** TASK DETAILS **
Leave out the images; return the rest of the data exactly.

** MATERIAL TO PROCESS **
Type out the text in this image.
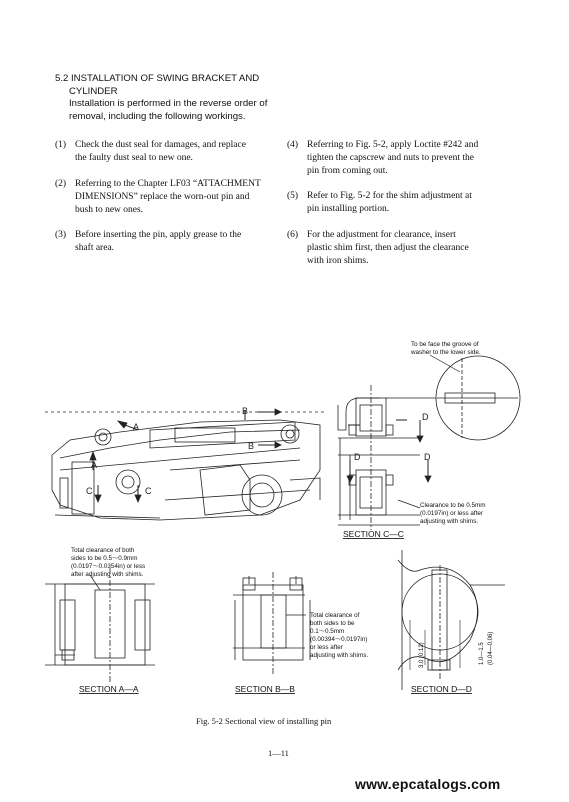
5.2 INSTALLATION OF SWING BRACKET AND
CYLINDER
Installation is performed in the reverse order of
removal, including the following workings.
(1) Check the dust seal for damages, and replace
the faulty dust seal to new one.
(2) Referring to the Chapter LF03 “ATTACHMENT
DIMENSIONS” replace the worn-out pin and
bush to new ones.
(3) Before inserting the pin, apply grease to the
shaft area.
(4) Referring to Fig. 5-2, apply Loctite #242 and
tighten the capscrew and nuts to prevent the
pin from coming out.
(5) Refer to Fig. 5-2 for the shim adjustment at
pin installing portion.
(6) For the adjustment for clearance, insert
plastic shim first, then adjust the clearance
with iron shims.
B
B
A
A
C	C
D
D	D
To be face the groove of
washer to the lower side.
Clearance to be 0.5mm
(0.0197in) or less after
adjusting with shims.
Total clearance of both
sides to be 0.5〜0.9mm
(0.0197〜0.0354in) or less
after adjusting with shims.
Total clearance of
both sides to be
0.1〜0.5mm
(0.00394〜0.0197in)
or less after
adjusting with shims.	3.0 (0.12)	1.0—1.5 (0.04—0.06)
SECTION C—C
SECTION A—A	SECTION B—B	SECTION D—D
Fig. 5-2 Sectional view of installing pin
1—11
www.epcatalogs.com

** CORRECT OUTPUT **
Type out the text in this image.
5.2 INSTALLATION OF SWING BRACKET AND
CYLINDER
Installation is performed in the reverse order of
removal, including the following workings.
(1) Check the dust seal for damages, and replace
the faulty dust seal to new one.
(2) Referring to the Chapter LF03 “ATTACHMENT
DIMENSIONS” replace the worn-out pin and
bush to new ones.
(3) Before inserting the pin, apply grease to the
shaft area.
(4) Referring to Fig. 5-2, apply Loctite #242 and
tighten the capscrew and nuts to prevent the
pin from coming out.
(5) Refer to Fig. 5-2 for the shim adjustment at
pin installing portion.
(6) For the adjustment for clearance, insert
plastic shim first, then adjust the clearance
with iron shims.
B
B
A
A
C	C
D
D	D
To be face the groove of
washer to the lower side.
Clearance to be 0.5mm
(0.0197in) or less after
adjusting with shims.
Total clearance of both
sides to be 0.5〜0.9mm
(0.0197〜0.0354in) or less
after adjusting with shims.
Total clearance of
both sides to be
0.1〜0.5mm
(0.00394〜0.0197in)
or less after
adjusting with shims.	3.0 (0.12)	1.0—1.5 (0.04—0.06)
SECTION C—C
SECTION A—A	SECTION B—B	SECTION D—D
Fig. 5-2 Sectional view of installing pin
1—11
www.epcatalogs.com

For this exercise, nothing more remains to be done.